Exercise instructions: All lines in the data bearing the string "What" should be identified and copied.

Data shown:
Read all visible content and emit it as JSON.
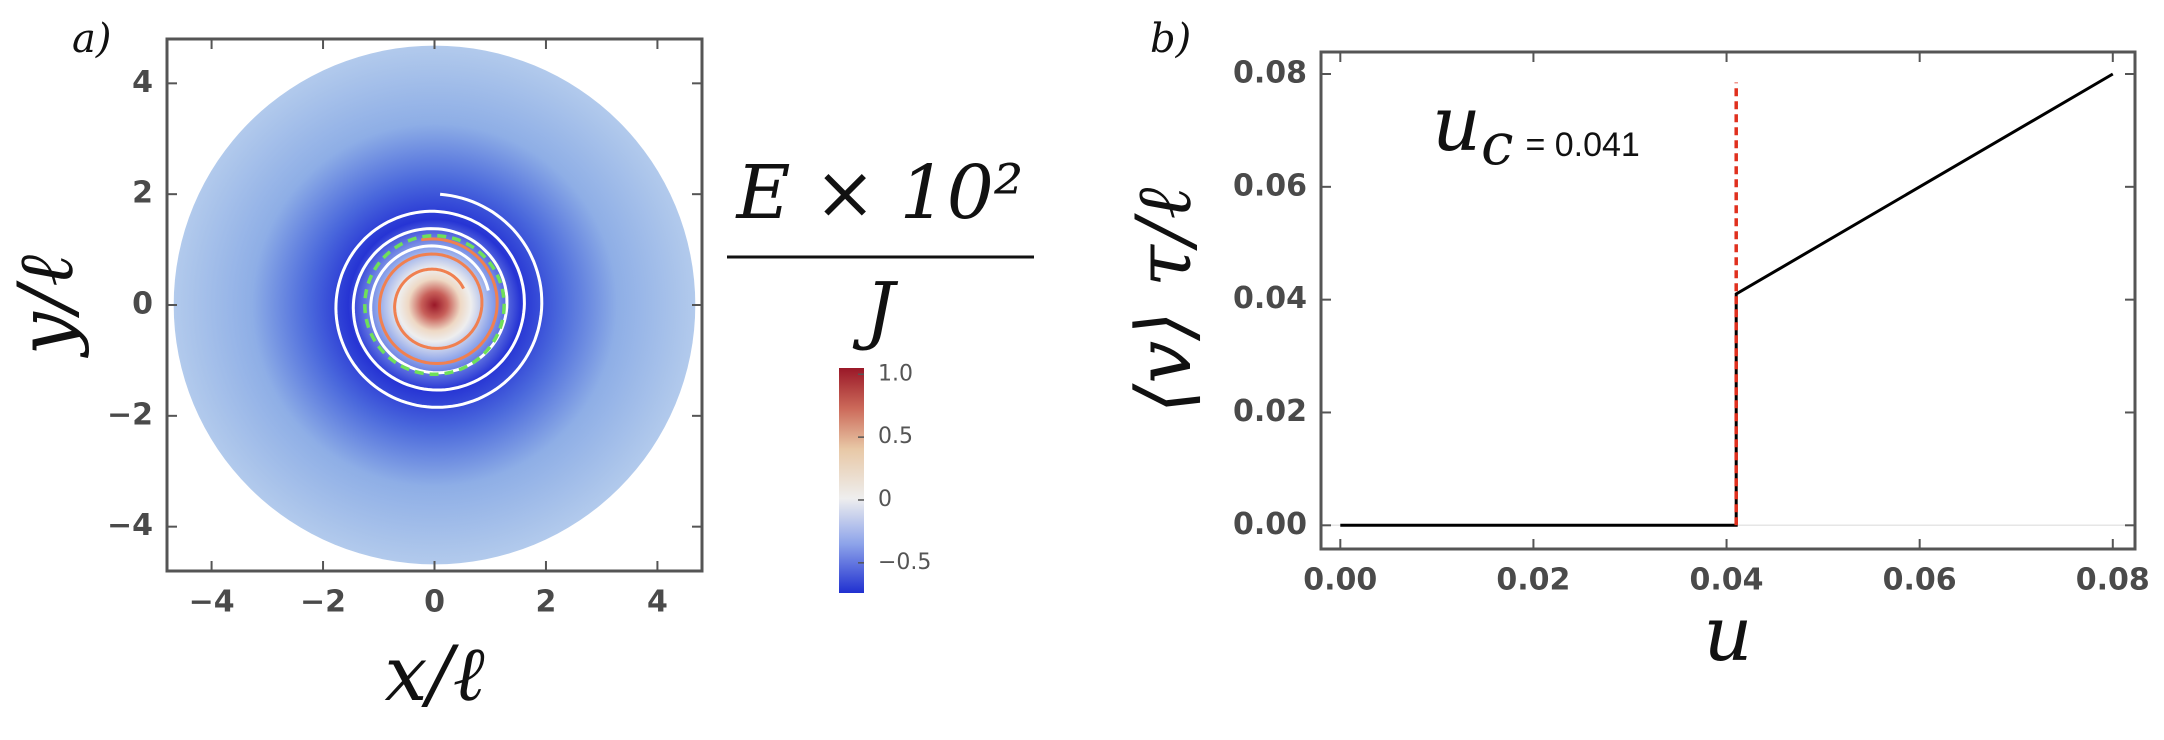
{
  "chart_data": [
    {
      "type": "heatmap",
      "panel": "a)",
      "xlabel": "x/ℓ",
      "ylabel": "y/ℓ",
      "xlim": [
        -4.8,
        4.8
      ],
      "ylim": [
        -4.8,
        4.8
      ],
      "xticks": [
        {
          "value": -4,
          "label": "−4"
        },
        {
          "value": -2,
          "label": "−2"
        },
        0,
        2,
        4
      ],
      "yticks": [
        {
          "value": -4,
          "label": "−4"
        },
        {
          "value": -2,
          "label": "−2"
        },
        0,
        2,
        4
      ],
      "colorbar_title": "E × 10²",
      "colorbar_denominator": "J",
      "clim": [
        -0.74,
        1.05
      ],
      "cticks": [
        {
          "value": 1,
          "label": "1.0"
        },
        0.5,
        0,
        {
          "value": -0.5,
          "label": "−0.5"
        }
      ]
    },
    {
      "type": "line",
      "panel": "b)",
      "xlabel": "u",
      "ylabel": "⟨v⟩ τ/ℓ",
      "xlim": [
        -0.002,
        0.0823
      ],
      "ylim": [
        -0.0042,
        0.0839
      ],
      "xticks": [
        {
          "value": 0,
          "label": "0.00"
        },
        {
          "value": 0.02,
          "label": "0.02"
        },
        {
          "value": 0.04,
          "label": "0.04"
        },
        {
          "value": 0.06,
          "label": "0.06"
        },
        {
          "value": 0.08,
          "label": "0.08"
        }
      ],
      "yticks": [
        {
          "value": 0,
          "label": "0.00"
        },
        {
          "value": 0.02,
          "label": "0.02"
        },
        {
          "value": 0.04,
          "label": "0.04"
        },
        {
          "value": 0.06,
          "label": "0.06"
        },
        {
          "value": 0.08,
          "label": "0.08"
        }
      ],
      "x": [
        0,
        0.041,
        0.041,
        0.08
      ],
      "series": [
        {
          "color": "#000000",
          "values": [
            0,
            0,
            0.041,
            0.08
          ]
        }
      ],
      "vline": {
        "x": 0.041,
        "y": [
          0,
          0.0785
        ],
        "color": "#e0301e"
      },
      "annotation": {
        "symbol": "u",
        "subscript": "c",
        "text": "= 0.041"
      }
    }
  ]
}
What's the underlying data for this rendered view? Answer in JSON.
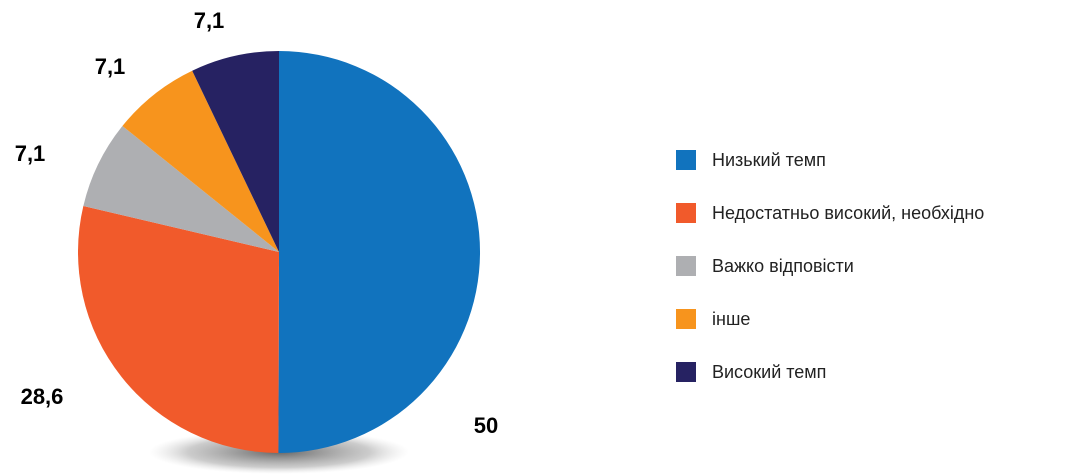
{
  "chart_data": {
    "type": "pie",
    "categories": [
      "Низький темп",
      "Недостатньо високий, необхідно",
      "Важко відповісти",
      "інше",
      "Високий темп"
    ],
    "values": [
      50,
      28.6,
      7.1,
      7.1,
      7.1
    ],
    "value_labels": [
      "50",
      "28,6",
      "7,1",
      "7,1",
      "7,1"
    ],
    "colors": [
      "#1173be",
      "#f15a2b",
      "#aeafb2",
      "#f7941d",
      "#262262"
    ],
    "legend": "right"
  }
}
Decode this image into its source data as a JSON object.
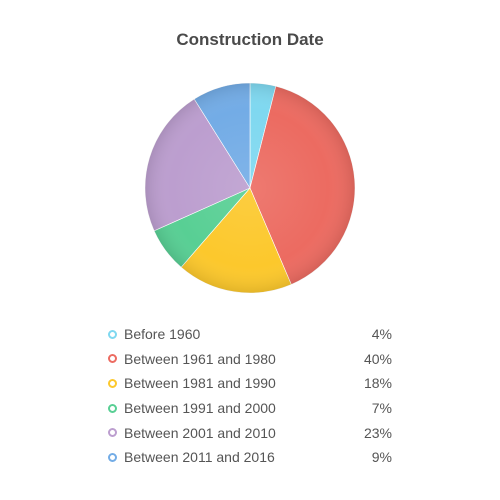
{
  "chart_data": {
    "type": "pie",
    "title": "Construction Date",
    "slices": [
      {
        "label": "Before 1960",
        "value": 4,
        "display": "4%",
        "color": "#7fd8f0"
      },
      {
        "label": "Between 1961 and 1980",
        "value": 40,
        "display": "40%",
        "color": "#ec6b61"
      },
      {
        "label": "Between 1981 and 1990",
        "value": 18,
        "display": "18%",
        "color": "#fcc82c"
      },
      {
        "label": "Between 1991 and 2000",
        "value": 7,
        "display": "7%",
        "color": "#58cf94"
      },
      {
        "label": "Between 2001 and 2010",
        "value": 23,
        "display": "23%",
        "color": "#bc9ecf"
      },
      {
        "label": "Between 2011 and 2016",
        "value": 9,
        "display": "9%",
        "color": "#73ace6"
      }
    ],
    "legend_position": "bottom"
  }
}
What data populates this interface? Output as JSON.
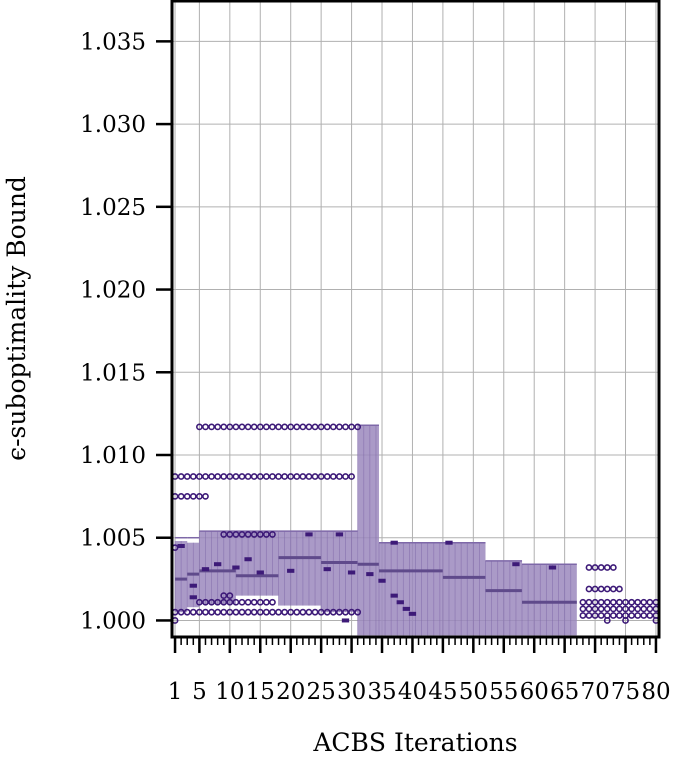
{
  "chart_data": {
    "type": "box",
    "xlabel": "ACBS Iterations",
    "ylabel": "ϵ-suboptimality Bound",
    "xlim": [
      0.5,
      80.5
    ],
    "ylim": [
      0.999,
      1.0375
    ],
    "xticks": [
      1,
      5,
      10,
      15,
      20,
      25,
      30,
      35,
      40,
      45,
      50,
      55,
      60,
      65,
      70,
      75,
      80
    ],
    "xtick_labels": [
      "1",
      "5",
      "10",
      "15",
      "20",
      "25",
      "30",
      "35",
      "40",
      "45",
      "50",
      "55",
      "60",
      "65",
      "70",
      "75",
      "80"
    ],
    "yticks": [
      1.0,
      1.005,
      1.01,
      1.015,
      1.02,
      1.025,
      1.03,
      1.035
    ],
    "ytick_labels": [
      "1.000",
      "1.005",
      "1.010",
      "1.015",
      "1.020",
      "1.025",
      "1.030",
      "1.035"
    ],
    "grid": true,
    "colors": {
      "box": "#9b88bd",
      "edge": "#7e68a8",
      "median": "#5f4a8b",
      "mean": "#3d1a78",
      "outlier": "#3d1a78"
    },
    "box_segments": [
      {
        "from": 1,
        "to": 3,
        "q1": 1.0005,
        "q3": 1.0048,
        "median": 1.0025,
        "mean": 1.0042,
        "whisker_low": 1.0,
        "whisker_high": 1.005
      },
      {
        "from": 3,
        "to": 5,
        "q1": 1.0008,
        "q3": 1.0047,
        "median": 1.0028,
        "mean": 1.0014,
        "whisker_low": 1.0004,
        "whisker_high": 1.005
      },
      {
        "from": 5,
        "to": 11,
        "q1": 1.001,
        "q3": 1.0054,
        "median": 1.003,
        "mean": 1.0032,
        "whisker_low": 1.0005,
        "whisker_high": 1.0054
      },
      {
        "from": 11,
        "to": 18,
        "q1": 1.0015,
        "q3": 1.0054,
        "median": 1.0027,
        "mean": 1.0032,
        "whisker_low": 1.0005,
        "whisker_high": 1.0054
      },
      {
        "from": 18,
        "to": 25,
        "q1": 1.0009,
        "q3": 1.0054,
        "median": 1.0038,
        "mean": 1.003,
        "whisker_low": 1.0005,
        "whisker_high": 1.0054
      },
      {
        "from": 25,
        "to": 31,
        "q1": 1.0005,
        "q3": 1.0054,
        "median": 1.0035,
        "mean": 1.003,
        "whisker_low": 1.0,
        "whisker_high": 1.0054
      },
      {
        "from": 31,
        "to": 34.5,
        "q1": 0.9991,
        "q3": 1.0118,
        "median": 1.0034,
        "mean": 1.0028,
        "whisker_low": 0.9991,
        "whisker_high": 1.0118
      },
      {
        "from": 34.5,
        "to": 45,
        "q1": 0.9991,
        "q3": 1.0047,
        "median": 1.003,
        "mean": 1.0025,
        "whisker_low": 0.9991,
        "whisker_high": 1.0047
      },
      {
        "from": 45,
        "to": 52,
        "q1": 0.9991,
        "q3": 1.0047,
        "median": 1.0026,
        "mean": 1.003,
        "whisker_low": 0.9991,
        "whisker_high": 1.0047
      },
      {
        "from": 52,
        "to": 58,
        "q1": 0.9991,
        "q3": 1.0036,
        "median": 1.0018,
        "mean": 1.002,
        "whisker_low": 0.9991,
        "whisker_high": 1.0036
      },
      {
        "from": 58,
        "to": 67,
        "q1": 0.9991,
        "q3": 1.0034,
        "median": 1.0011,
        "mean": 1.003,
        "whisker_low": 0.9991,
        "whisker_high": 1.0034
      }
    ],
    "mean_markers": [
      {
        "x": 2,
        "y": 1.0045
      },
      {
        "x": 4,
        "y": 1.0014
      },
      {
        "x": 4,
        "y": 1.0021
      },
      {
        "x": 6,
        "y": 1.0031
      },
      {
        "x": 8,
        "y": 1.0034
      },
      {
        "x": 11,
        "y": 1.0032
      },
      {
        "x": 13,
        "y": 1.0037
      },
      {
        "x": 15,
        "y": 1.0029
      },
      {
        "x": 20,
        "y": 1.003
      },
      {
        "x": 23,
        "y": 1.0052
      },
      {
        "x": 26,
        "y": 1.0031
      },
      {
        "x": 28,
        "y": 1.0052
      },
      {
        "x": 30,
        "y": 1.0029
      },
      {
        "x": 33,
        "y": 1.0028
      },
      {
        "x": 37,
        "y": 1.0047
      },
      {
        "x": 35,
        "y": 1.0024
      },
      {
        "x": 37,
        "y": 1.0015
      },
      {
        "x": 38,
        "y": 1.0011
      },
      {
        "x": 39,
        "y": 1.0007
      },
      {
        "x": 40,
        "y": 1.0004
      },
      {
        "x": 46,
        "y": 1.0047
      },
      {
        "x": 57,
        "y": 1.0034
      },
      {
        "x": 63,
        "y": 1.0032
      },
      {
        "x": 29,
        "y": 1.0
      }
    ],
    "outlier_rows": [
      {
        "y": 1.0117,
        "from": 5,
        "to": 31
      },
      {
        "y": 1.0087,
        "from": 1,
        "to": 30
      },
      {
        "y": 1.0075,
        "from": 1,
        "to": 6
      },
      {
        "y": 1.0052,
        "from": 9,
        "to": 17
      },
      {
        "y": 1.0015,
        "from": 9,
        "to": 10
      },
      {
        "y": 1.0011,
        "from": 5,
        "to": 17
      },
      {
        "y": 1.0005,
        "from": 1,
        "to": 31
      },
      {
        "y": 1.0032,
        "from": 69,
        "to": 73
      },
      {
        "y": 1.0019,
        "from": 69,
        "to": 74
      },
      {
        "y": 1.0011,
        "from": 68,
        "to": 80
      },
      {
        "y": 1.0007,
        "from": 68,
        "to": 80
      },
      {
        "y": 1.0003,
        "from": 68,
        "to": 80
      }
    ],
    "outlier_points": [
      {
        "x": 1,
        "y": 1.0
      },
      {
        "x": 1,
        "y": 1.0044
      },
      {
        "x": 72,
        "y": 1.0
      },
      {
        "x": 75,
        "y": 1.0
      },
      {
        "x": 80,
        "y": 1.0
      }
    ]
  }
}
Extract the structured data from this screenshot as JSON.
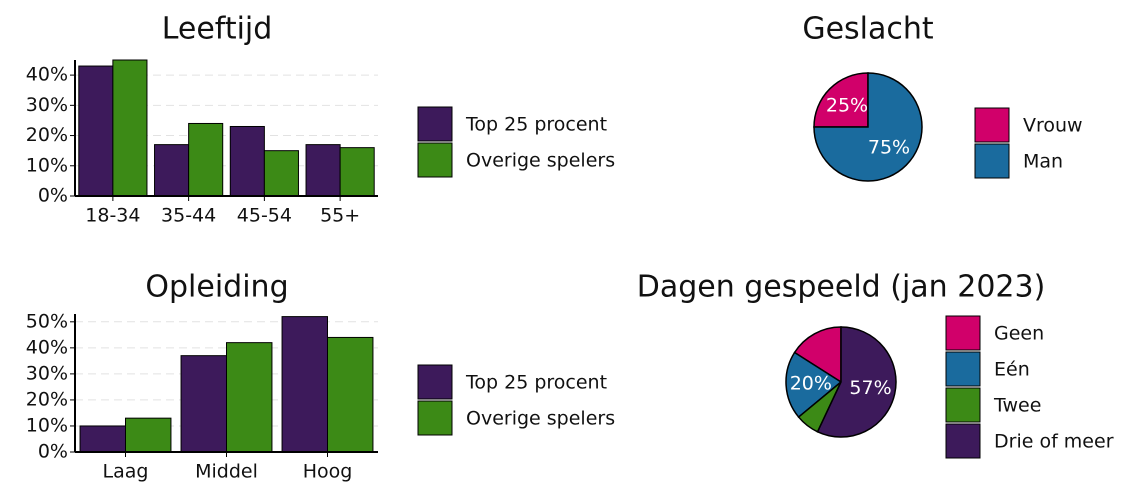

Output:
What's the underlying data for this rendered view? Answer in JSON.
What data populates this interface? Output as JSON.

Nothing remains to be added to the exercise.